> [Problem]: Read the material below and tally how many lines hold the word "borrowings", giving the number and nothing else.
┌────────
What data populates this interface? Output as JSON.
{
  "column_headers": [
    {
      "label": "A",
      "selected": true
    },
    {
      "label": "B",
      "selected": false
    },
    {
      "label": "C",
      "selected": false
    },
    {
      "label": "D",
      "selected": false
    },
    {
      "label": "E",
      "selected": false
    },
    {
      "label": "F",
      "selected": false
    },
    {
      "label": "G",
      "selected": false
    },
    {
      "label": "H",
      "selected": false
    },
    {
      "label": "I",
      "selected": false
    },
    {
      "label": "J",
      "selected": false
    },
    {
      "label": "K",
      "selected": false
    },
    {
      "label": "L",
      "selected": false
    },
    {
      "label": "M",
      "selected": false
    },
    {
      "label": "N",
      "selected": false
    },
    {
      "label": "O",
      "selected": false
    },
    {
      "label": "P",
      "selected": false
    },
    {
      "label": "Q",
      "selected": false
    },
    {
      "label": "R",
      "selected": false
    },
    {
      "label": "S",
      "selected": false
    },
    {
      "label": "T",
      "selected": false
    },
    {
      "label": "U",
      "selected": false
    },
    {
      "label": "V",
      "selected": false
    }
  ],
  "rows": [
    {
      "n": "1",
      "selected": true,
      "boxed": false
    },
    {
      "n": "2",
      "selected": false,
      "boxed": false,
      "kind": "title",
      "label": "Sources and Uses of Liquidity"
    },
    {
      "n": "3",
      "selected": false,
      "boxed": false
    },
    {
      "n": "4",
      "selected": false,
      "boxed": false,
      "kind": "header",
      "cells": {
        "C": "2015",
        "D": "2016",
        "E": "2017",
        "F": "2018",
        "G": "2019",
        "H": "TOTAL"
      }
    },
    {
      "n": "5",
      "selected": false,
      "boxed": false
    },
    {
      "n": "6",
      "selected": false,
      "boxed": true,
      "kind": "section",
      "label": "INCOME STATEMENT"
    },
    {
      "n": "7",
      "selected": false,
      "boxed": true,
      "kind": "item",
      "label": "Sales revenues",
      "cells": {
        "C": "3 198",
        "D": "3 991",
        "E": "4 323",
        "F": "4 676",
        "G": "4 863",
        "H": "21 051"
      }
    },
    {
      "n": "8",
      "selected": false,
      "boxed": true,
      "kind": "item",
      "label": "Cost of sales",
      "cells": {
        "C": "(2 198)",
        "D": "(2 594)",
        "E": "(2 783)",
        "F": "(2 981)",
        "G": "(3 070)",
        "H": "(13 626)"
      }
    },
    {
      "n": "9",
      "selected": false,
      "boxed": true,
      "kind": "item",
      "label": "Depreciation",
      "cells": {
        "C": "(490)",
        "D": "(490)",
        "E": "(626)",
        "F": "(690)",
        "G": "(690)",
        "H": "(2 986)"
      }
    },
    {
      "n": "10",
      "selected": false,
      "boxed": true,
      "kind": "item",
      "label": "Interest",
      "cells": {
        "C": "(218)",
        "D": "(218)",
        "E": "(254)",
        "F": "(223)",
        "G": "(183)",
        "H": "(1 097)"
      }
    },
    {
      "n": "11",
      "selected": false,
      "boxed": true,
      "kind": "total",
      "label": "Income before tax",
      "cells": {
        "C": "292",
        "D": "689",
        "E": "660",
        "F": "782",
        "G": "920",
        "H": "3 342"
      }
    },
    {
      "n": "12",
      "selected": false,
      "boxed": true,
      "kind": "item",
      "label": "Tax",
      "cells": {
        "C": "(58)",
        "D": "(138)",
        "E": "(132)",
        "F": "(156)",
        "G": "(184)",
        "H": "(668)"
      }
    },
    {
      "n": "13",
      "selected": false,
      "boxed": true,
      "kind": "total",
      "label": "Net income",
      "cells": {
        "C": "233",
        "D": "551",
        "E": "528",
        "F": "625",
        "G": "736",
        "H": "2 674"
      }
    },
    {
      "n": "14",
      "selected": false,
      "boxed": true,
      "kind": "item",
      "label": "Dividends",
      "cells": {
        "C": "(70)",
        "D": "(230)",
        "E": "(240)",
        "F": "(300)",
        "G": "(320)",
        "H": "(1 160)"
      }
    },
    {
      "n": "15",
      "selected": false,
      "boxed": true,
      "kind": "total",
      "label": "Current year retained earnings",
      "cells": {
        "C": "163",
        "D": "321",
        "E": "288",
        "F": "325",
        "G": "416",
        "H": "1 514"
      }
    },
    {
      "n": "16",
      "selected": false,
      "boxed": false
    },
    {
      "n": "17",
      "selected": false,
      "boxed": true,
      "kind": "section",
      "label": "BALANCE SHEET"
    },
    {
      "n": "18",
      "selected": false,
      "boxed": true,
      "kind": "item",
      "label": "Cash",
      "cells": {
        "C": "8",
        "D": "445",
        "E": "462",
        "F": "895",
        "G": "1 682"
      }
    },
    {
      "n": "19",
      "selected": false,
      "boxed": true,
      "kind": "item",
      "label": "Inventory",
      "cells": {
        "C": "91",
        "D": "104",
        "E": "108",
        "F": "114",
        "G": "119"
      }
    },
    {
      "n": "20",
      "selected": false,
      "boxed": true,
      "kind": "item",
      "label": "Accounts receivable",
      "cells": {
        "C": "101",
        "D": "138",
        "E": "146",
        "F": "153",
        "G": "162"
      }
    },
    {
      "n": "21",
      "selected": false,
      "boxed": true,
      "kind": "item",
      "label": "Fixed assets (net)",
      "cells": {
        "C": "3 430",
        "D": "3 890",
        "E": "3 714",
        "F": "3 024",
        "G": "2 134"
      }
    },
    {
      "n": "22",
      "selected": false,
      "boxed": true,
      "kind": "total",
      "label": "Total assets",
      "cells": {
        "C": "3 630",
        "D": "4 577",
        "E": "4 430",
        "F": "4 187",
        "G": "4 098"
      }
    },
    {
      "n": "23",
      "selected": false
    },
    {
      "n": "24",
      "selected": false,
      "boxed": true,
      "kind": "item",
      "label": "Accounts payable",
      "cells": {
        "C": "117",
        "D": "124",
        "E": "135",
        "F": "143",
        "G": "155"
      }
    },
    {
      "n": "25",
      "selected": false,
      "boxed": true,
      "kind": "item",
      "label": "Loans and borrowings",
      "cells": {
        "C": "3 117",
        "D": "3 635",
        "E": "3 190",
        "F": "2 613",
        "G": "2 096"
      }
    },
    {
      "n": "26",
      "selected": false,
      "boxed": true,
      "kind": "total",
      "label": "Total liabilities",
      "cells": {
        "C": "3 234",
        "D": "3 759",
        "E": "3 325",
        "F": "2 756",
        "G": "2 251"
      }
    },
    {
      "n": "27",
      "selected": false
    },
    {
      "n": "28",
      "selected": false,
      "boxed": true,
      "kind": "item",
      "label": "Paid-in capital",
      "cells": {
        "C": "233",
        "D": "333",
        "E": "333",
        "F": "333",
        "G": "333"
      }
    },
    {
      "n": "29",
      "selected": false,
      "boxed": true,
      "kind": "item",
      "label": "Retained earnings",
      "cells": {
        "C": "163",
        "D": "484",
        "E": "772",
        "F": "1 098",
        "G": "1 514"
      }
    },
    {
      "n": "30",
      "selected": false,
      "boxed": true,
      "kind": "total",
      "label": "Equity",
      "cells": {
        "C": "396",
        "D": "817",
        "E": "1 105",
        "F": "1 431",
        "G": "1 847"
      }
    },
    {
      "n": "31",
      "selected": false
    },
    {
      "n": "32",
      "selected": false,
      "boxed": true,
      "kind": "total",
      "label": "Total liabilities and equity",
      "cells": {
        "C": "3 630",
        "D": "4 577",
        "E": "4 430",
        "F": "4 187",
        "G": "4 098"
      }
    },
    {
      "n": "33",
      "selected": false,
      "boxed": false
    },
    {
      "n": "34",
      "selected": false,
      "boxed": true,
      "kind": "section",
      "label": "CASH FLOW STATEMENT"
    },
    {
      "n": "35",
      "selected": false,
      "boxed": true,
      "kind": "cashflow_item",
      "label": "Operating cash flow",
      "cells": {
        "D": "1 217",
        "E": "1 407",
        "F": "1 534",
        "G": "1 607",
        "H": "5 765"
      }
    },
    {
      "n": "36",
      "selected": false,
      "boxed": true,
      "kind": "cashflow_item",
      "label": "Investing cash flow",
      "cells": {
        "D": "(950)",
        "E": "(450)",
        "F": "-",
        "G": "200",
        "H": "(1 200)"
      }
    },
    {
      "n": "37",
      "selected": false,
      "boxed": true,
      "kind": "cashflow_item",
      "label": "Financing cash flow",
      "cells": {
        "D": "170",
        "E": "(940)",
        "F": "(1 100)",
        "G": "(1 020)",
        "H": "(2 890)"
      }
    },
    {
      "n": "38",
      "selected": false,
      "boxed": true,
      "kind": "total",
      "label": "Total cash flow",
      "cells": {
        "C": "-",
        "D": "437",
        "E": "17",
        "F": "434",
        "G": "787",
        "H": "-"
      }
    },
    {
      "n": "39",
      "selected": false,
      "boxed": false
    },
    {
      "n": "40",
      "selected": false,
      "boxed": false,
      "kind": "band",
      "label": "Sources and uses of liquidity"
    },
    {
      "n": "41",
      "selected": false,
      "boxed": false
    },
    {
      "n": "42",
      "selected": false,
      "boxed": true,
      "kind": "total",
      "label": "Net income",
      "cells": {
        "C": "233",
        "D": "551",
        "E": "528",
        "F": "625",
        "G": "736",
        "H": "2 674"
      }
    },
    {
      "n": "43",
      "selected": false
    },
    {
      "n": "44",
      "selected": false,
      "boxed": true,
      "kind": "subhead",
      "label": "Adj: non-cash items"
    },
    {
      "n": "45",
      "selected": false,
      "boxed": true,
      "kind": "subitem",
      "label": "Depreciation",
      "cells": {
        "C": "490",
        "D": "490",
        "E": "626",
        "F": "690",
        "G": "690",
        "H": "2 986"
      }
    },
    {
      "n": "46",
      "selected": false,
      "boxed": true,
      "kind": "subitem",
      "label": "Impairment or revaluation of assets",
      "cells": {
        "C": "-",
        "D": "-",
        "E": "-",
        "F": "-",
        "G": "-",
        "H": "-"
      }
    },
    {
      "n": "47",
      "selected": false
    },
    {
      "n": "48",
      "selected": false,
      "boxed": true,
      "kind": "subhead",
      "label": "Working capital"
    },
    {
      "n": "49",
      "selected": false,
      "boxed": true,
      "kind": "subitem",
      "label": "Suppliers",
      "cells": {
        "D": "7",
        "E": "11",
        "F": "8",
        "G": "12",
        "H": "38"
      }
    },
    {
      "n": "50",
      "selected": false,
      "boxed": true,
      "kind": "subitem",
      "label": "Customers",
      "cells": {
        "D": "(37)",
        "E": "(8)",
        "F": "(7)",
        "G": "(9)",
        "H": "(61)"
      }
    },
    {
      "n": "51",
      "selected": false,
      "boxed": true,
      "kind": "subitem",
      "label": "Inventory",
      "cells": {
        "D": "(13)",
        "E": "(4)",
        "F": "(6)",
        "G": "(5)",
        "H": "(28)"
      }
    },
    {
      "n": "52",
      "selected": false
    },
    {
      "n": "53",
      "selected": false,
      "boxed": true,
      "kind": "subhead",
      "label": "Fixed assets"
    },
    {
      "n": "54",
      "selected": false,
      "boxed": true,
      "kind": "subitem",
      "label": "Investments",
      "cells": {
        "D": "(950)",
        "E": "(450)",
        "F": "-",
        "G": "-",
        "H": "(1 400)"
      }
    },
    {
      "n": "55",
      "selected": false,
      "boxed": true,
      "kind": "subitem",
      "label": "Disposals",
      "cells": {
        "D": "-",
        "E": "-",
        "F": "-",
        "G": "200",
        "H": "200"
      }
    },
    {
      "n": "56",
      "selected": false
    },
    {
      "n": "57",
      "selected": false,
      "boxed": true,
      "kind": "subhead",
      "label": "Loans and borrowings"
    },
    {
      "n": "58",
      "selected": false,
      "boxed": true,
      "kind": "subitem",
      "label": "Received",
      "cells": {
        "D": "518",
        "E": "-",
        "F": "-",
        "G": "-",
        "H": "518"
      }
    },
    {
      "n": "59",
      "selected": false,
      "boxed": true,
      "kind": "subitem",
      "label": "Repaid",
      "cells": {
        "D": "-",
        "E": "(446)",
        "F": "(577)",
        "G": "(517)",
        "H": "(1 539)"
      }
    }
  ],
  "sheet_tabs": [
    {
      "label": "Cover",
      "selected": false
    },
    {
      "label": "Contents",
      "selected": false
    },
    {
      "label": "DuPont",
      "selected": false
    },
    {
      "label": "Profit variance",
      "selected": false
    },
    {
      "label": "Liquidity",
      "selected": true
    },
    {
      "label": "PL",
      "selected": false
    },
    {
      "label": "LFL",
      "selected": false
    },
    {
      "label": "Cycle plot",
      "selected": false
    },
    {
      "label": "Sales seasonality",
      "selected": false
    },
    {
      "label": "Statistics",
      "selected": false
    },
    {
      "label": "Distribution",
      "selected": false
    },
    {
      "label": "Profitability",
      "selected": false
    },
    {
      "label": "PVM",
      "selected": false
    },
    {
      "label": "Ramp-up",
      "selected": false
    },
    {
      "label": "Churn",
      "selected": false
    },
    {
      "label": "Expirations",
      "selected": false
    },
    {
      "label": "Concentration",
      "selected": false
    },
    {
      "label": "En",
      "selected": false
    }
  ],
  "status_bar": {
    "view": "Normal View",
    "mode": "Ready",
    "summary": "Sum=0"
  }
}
└────────
> [Solution for this exercise]: 2